■ **INPUT RECORDS**
****

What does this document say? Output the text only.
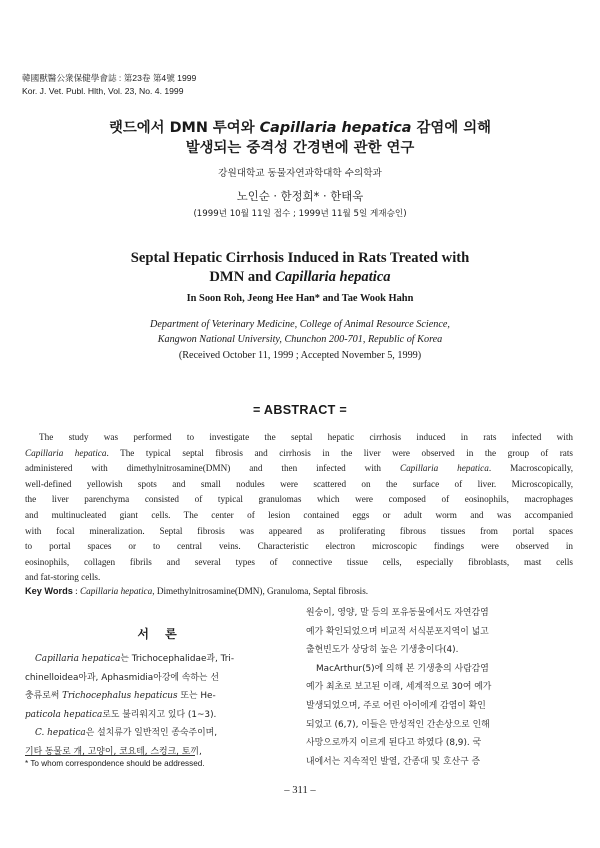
韓國獸醫公衆保健學會誌 : 第23卷 第4號 1999
Kor. J. Vet. Publ. Hlth, Vol. 23, No. 4. 1999
랫드에서 DMN 투여와 Capillaria hepatica 감염에 의해
발생되는 중격성 간경변에 관한 연구
강원대학교 동물자연과학대학 수의학과
노인순 · 한정희* · 한태욱
(1999년 10월 11일 접수 ; 1999년 11월 5일 게재승인)
Septal Hepatic Cirrhosis Induced in Rats Treated with
DMN and Capillaria hepatica
In Soon Roh, Jeong Hee Han* and Tae Wook Hahn
Department of Veterinary Medicine, College of Animal Resource Science,
Kangwon National University, Chunchon 200-701, Republic of Korea
(Received October 11, 1999 ; Accepted November 5, 1999)
= ABSTRACT =
The study was performed to investigate the septal hepatic cirrhosis induced in rats infected with
Capillaria hepatica. The typical septal fibrosis and cirrhosis in the liver were observed in the group of rats
administered with dimethylnitrosamine(DMN) and then infected with Capillaria hepatica. Macroscopically,
well-defined yellowish spots and small nodules were scattered on the surface of liver. Microscopically,
the liver parenchyma consisted of typical granulomas which were composed of eosinophils, macrophages
and multinucleated giant cells. The center of lesion contained eggs or adult worm and was accompanied
with focal mineralization. Septal fibrosis was appeared as proliferating fibrous tissues from portal spaces
to portal spaces or to central veins. Characteristic electron microscopic findings were observed in
eosinophils, collagen fibrils and several types of connective tissue cells, especially fibroblasts, mast cells
and fat-storing cells.
Key Words : Capillaria hepatica, Dimethylnitrosamine(DMN), Granuloma, Septal fibrosis.
서 론
Capillaria hepatica는 Trichocephalidae과, Tri-
chinelloidea아과, Aphasmidia아강에 속하는 선
충류로써 Trichocephalus hepaticus 또는 He-
paticola hepatica로도 불리워지고 있다 (1~3).
C. hepatica은 설치류가 일반적인 종숙주이며,
기타 동물로 개, 고양이, 코요테, 스컹크, 토끼,
원숭이, 영양, 말 등의 포유동물에서도 자연감염
예가 확인되었으며 비교적 서식분포지역이 넓고
출현빈도가 상당히 높은 기생충이다(4).
MacArthur(5)에 의해 본 기생충의 사람감염
예가 최초로 보고된 이래, 세계적으로 30여 예가
발생되었으며, 주로 어린 아이에게 감염이 확인
되었고 (6,7), 이들은 만성적인 간손상으로 인해
사망으로까지 이르게 된다고 하였다 (8,9). 국
내에서는 지속적인 발열, 간종대 및 호산구 증
* To whom correspondence should be addressed.
– 311 –
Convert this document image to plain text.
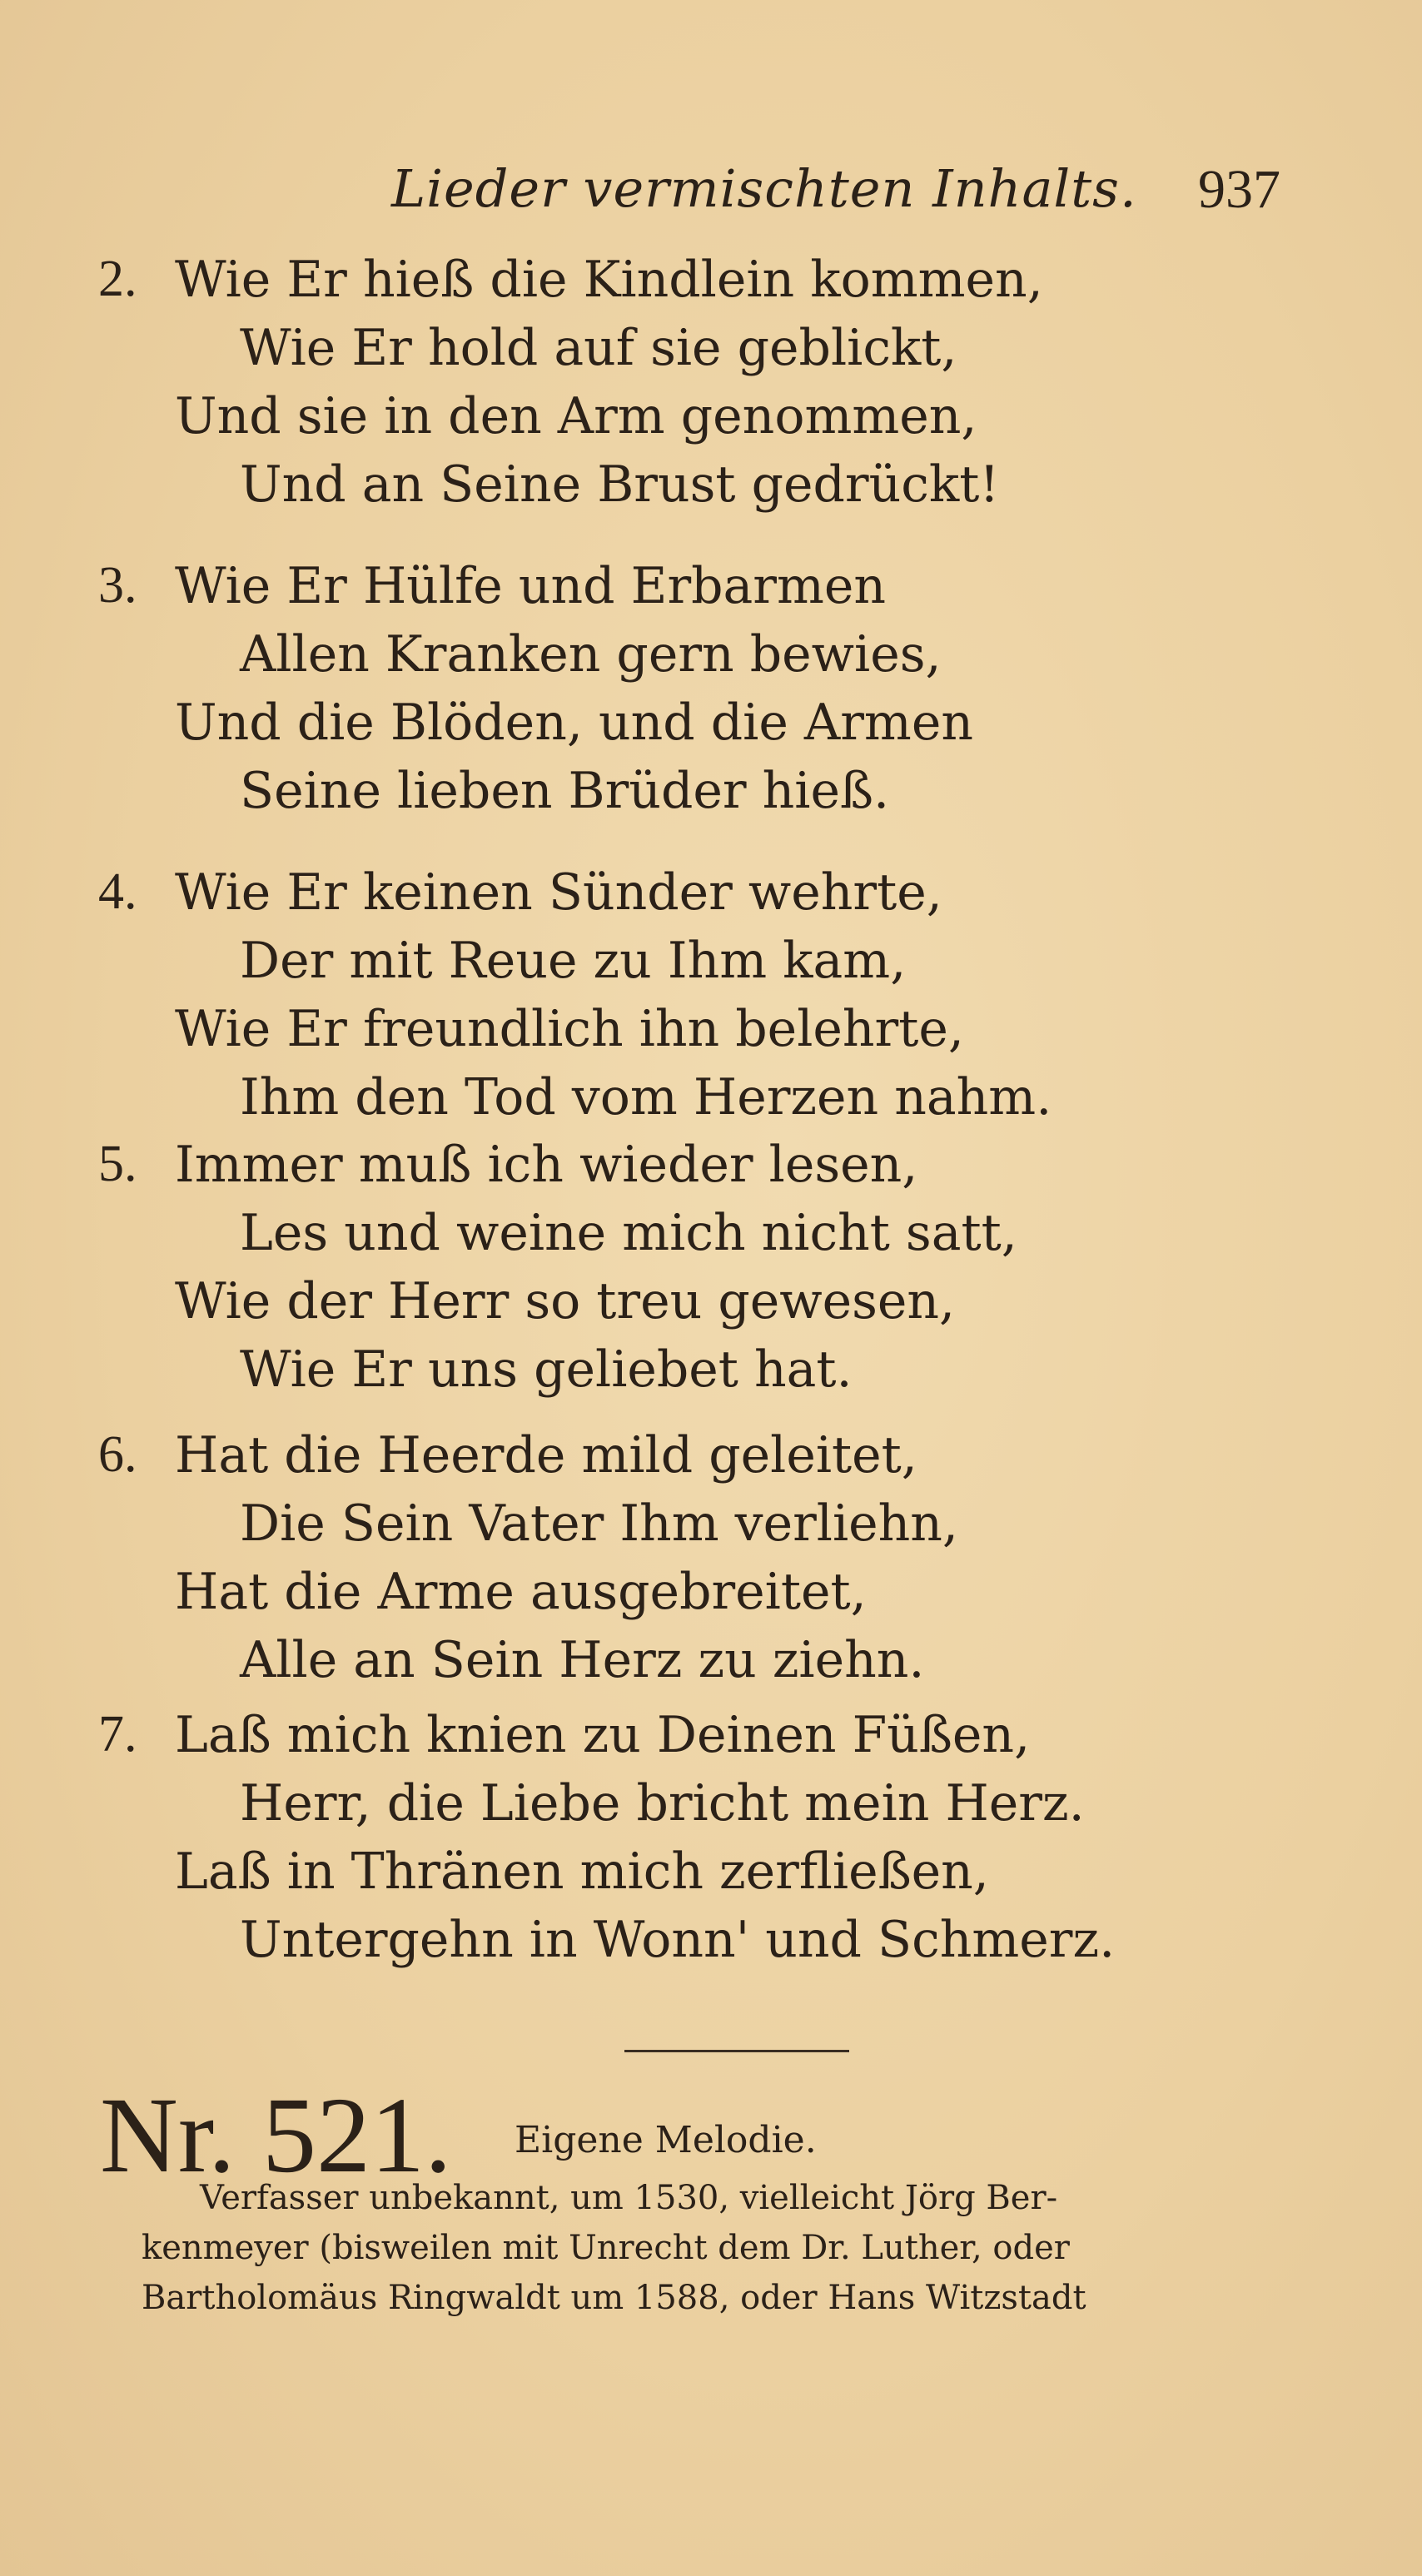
Lieder vermischten Inhalts. 937
2. Wie Er hieß die Kindlein kommen,
Wie Er hold auf sie geblickt,
Und sie in den Arm genommen,
Und an Seine Brust gedrückt!
3. Wie Er Hülfe und Erbarmen
Allen Kranken gern bewies,
Und die Blöden, und die Armen
Seine lieben Brüder hieß.
4. Wie Er keinen Sünder wehrte,
Der mit Reue zu Ihm kam,
Wie Er freundlich ihn belehrte,
Ihm den Tod vom Herzen nahm.
5. Immer muß ich wieder lesen,
Les und weine mich nicht satt,
Wie der Herr so treu gewesen,
Wie Er uns geliebet hat.
6. Hat die Heerde mild geleitet,
Die Sein Vater Ihm verliehn,
Hat die Arme ausgebreitet,
Alle an Sein Herz zu ziehn.
7. Laß mich knien zu Deinen Füßen,
Herr, die Liebe bricht mein Herz.
Laß in Thränen mich zerfließen,
Untergehn in Wonn' und Schmerz.
Nr. 521. Eigene Melodie.
Verfasser unbekannt, um 1530, vielleicht Jörg Ber-
kenmeyer (bisweilen mit Unrecht dem Dr. Luther, oder
Bartholomäus Ringwaldt um 1588, oder Hans Witzstadt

****

■ **PROBLEM DESCRIPTION**
Look through the entries and return every line where "this" appears.

■ **THE COMPLETED TASK**
What does this document say? Output the text only.
Convert this document image to plain text.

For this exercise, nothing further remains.